[Figure contents as structured data]
────────

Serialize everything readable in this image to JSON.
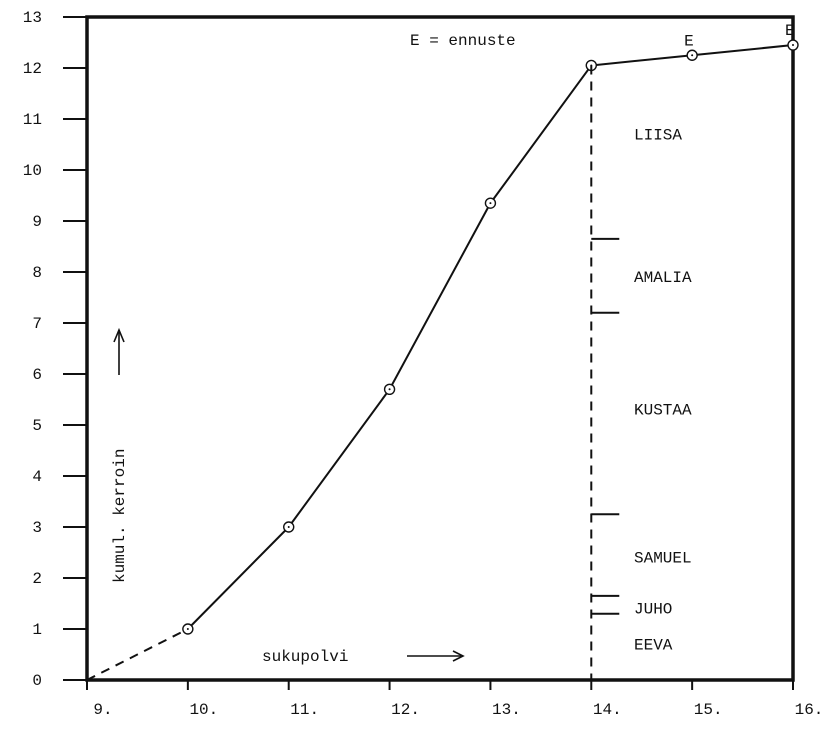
{
  "chart_data": {
    "type": "line",
    "title": "",
    "xlabel": "sukupolvi",
    "ylabel": "kumul. kerroin",
    "xlim": [
      9,
      16
    ],
    "ylim": [
      0,
      13
    ],
    "x_ticks": [
      "9.",
      "10.",
      "11.",
      "12.",
      "13.",
      "14.",
      "15.",
      "16."
    ],
    "y_ticks": [
      "0",
      "1",
      "2",
      "3",
      "4",
      "5",
      "6",
      "7",
      "8",
      "9",
      "10",
      "11",
      "12",
      "13"
    ],
    "grid": false,
    "series": [
      {
        "points": [
          {
            "x": 9,
            "y": 0,
            "marker": false,
            "dashed_to_next": true
          },
          {
            "x": 10,
            "y": 1.0,
            "marker": true
          },
          {
            "x": 11,
            "y": 3.0,
            "marker": true
          },
          {
            "x": 12,
            "y": 5.7,
            "marker": true
          },
          {
            "x": 13,
            "y": 9.35,
            "marker": true
          },
          {
            "x": 14,
            "y": 12.05,
            "marker": true
          },
          {
            "x": 15,
            "y": 12.25,
            "marker": true,
            "label": "E"
          },
          {
            "x": 16,
            "y": 12.45,
            "marker": true,
            "label": "E"
          }
        ]
      }
    ],
    "annotations": {
      "legend_note": "E = ennuste",
      "x_arrow_label": "sukupolvi",
      "y_arrow_label": "kumul. kerroin"
    },
    "segments_at_x": 14,
    "segment_boundaries": [
      1.3,
      1.65,
      3.25,
      7.2,
      8.65
    ],
    "segment_labels": [
      {
        "name": "EEVA",
        "y": 0.7
      },
      {
        "name": "JUHO",
        "y": 1.4
      },
      {
        "name": "SAMUEL",
        "y": 2.4
      },
      {
        "name": "KUSTAA",
        "y": 5.3
      },
      {
        "name": "AMALIA",
        "y": 7.9
      },
      {
        "name": "LIISA",
        "y": 10.7
      }
    ]
  }
}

────────

The material above must be printed exactly, with its pictures left out.

Serialize everything readable in this image to JSON.
{
  "chart_data": {
    "type": "line",
    "title": "",
    "xlabel": "sukupolvi",
    "ylabel": "kumul. kerroin",
    "xlim": [
      9,
      16
    ],
    "ylim": [
      0,
      13
    ],
    "x_ticks": [
      "9.",
      "10.",
      "11.",
      "12.",
      "13.",
      "14.",
      "15.",
      "16."
    ],
    "y_ticks": [
      "0",
      "1",
      "2",
      "3",
      "4",
      "5",
      "6",
      "7",
      "8",
      "9",
      "10",
      "11",
      "12",
      "13"
    ],
    "grid": false,
    "series": [
      {
        "points": [
          {
            "x": 9,
            "y": 0,
            "marker": false,
            "dashed_to_next": true
          },
          {
            "x": 10,
            "y": 1.0,
            "marker": true
          },
          {
            "x": 11,
            "y": 3.0,
            "marker": true
          },
          {
            "x": 12,
            "y": 5.7,
            "marker": true
          },
          {
            "x": 13,
            "y": 9.35,
            "marker": true
          },
          {
            "x": 14,
            "y": 12.05,
            "marker": true
          },
          {
            "x": 15,
            "y": 12.25,
            "marker": true,
            "label": "E"
          },
          {
            "x": 16,
            "y": 12.45,
            "marker": true,
            "label": "E"
          }
        ]
      }
    ],
    "annotations": {
      "legend_note": "E = ennuste",
      "x_arrow_label": "sukupolvi",
      "y_arrow_label": "kumul. kerroin"
    },
    "segments_at_x": 14,
    "segment_boundaries": [
      1.3,
      1.65,
      3.25,
      7.2,
      8.65
    ],
    "segment_labels": [
      {
        "name": "EEVA",
        "y": 0.7
      },
      {
        "name": "JUHO",
        "y": 1.4
      },
      {
        "name": "SAMUEL",
        "y": 2.4
      },
      {
        "name": "KUSTAA",
        "y": 5.3
      },
      {
        "name": "AMALIA",
        "y": 7.9
      },
      {
        "name": "LIISA",
        "y": 10.7
      }
    ]
  }
}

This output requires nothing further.